- **Work to be completed**: Give every entry again, word for word and in full.

Figure record extracts:
begin

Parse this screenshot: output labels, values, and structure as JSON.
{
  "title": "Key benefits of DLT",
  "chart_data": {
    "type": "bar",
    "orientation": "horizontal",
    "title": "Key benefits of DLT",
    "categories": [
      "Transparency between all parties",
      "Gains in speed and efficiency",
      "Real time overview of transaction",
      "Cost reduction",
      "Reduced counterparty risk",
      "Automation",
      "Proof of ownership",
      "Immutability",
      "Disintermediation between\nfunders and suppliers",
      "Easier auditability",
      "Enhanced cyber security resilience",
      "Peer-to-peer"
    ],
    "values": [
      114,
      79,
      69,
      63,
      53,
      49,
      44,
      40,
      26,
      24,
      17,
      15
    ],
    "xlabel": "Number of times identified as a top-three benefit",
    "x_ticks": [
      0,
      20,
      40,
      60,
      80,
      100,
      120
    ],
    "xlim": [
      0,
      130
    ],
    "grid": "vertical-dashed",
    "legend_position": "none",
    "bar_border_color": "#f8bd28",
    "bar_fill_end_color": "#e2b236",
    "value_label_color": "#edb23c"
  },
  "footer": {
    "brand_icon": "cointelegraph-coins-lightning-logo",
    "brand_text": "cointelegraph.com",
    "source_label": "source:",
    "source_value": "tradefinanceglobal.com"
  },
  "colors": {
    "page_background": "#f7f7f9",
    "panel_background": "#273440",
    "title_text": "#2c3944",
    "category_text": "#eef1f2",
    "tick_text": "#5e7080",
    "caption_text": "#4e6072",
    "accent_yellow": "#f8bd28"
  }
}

end

- **Reply to the task**:
Parse this screenshot: output labels, values, and structure as JSON.
{
  "title": "Key benefits of DLT",
  "chart_data": {
    "type": "bar",
    "orientation": "horizontal",
    "title": "Key benefits of DLT",
    "categories": [
      "Transparency between all parties",
      "Gains in speed and efficiency",
      "Real time overview of transaction",
      "Cost reduction",
      "Reduced counterparty risk",
      "Automation",
      "Proof of ownership",
      "Immutability",
      "Disintermediation between\nfunders and suppliers",
      "Easier auditability",
      "Enhanced cyber security resilience",
      "Peer-to-peer"
    ],
    "values": [
      114,
      79,
      69,
      63,
      53,
      49,
      44,
      40,
      26,
      24,
      17,
      15
    ],
    "xlabel": "Number of times identified as a top-three benefit",
    "x_ticks": [
      0,
      20,
      40,
      60,
      80,
      100,
      120
    ],
    "xlim": [
      0,
      130
    ],
    "grid": "vertical-dashed",
    "legend_position": "none",
    "bar_border_color": "#f8bd28",
    "bar_fill_end_color": "#e2b236",
    "value_label_color": "#edb23c"
  },
  "footer": {
    "brand_icon": "cointelegraph-coins-lightning-logo",
    "brand_text": "cointelegraph.com",
    "source_label": "source:",
    "source_value": "tradefinanceglobal.com"
  },
  "colors": {
    "page_background": "#f7f7f9",
    "panel_background": "#273440",
    "title_text": "#2c3944",
    "category_text": "#eef1f2",
    "tick_text": "#5e7080",
    "caption_text": "#4e6072",
    "accent_yellow": "#f8bd28"
  }
}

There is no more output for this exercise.